• [Given records]
* * * * *

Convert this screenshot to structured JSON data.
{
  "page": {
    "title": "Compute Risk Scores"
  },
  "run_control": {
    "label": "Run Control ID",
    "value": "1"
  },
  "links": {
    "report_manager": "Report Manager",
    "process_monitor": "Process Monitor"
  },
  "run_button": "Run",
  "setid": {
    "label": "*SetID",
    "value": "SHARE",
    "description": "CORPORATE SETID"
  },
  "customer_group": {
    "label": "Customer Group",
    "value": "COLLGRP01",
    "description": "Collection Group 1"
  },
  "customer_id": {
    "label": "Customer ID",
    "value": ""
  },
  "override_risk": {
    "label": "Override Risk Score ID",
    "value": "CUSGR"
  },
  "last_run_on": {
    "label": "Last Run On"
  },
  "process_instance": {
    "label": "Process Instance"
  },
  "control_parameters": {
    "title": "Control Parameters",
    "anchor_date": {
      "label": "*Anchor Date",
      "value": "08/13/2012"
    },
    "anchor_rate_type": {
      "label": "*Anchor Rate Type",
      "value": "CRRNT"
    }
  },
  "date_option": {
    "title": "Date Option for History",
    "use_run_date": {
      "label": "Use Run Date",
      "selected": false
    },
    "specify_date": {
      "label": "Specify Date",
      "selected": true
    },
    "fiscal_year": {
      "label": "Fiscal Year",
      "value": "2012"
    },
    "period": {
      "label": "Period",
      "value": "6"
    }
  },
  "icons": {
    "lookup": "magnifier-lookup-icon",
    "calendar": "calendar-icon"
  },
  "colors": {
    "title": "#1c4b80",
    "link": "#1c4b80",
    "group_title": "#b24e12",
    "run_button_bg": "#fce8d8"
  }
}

* * * * *

• [Exercise goal] Your answer should be one number: how many lines of the listing include the word "description".

• [Exercise answer] 2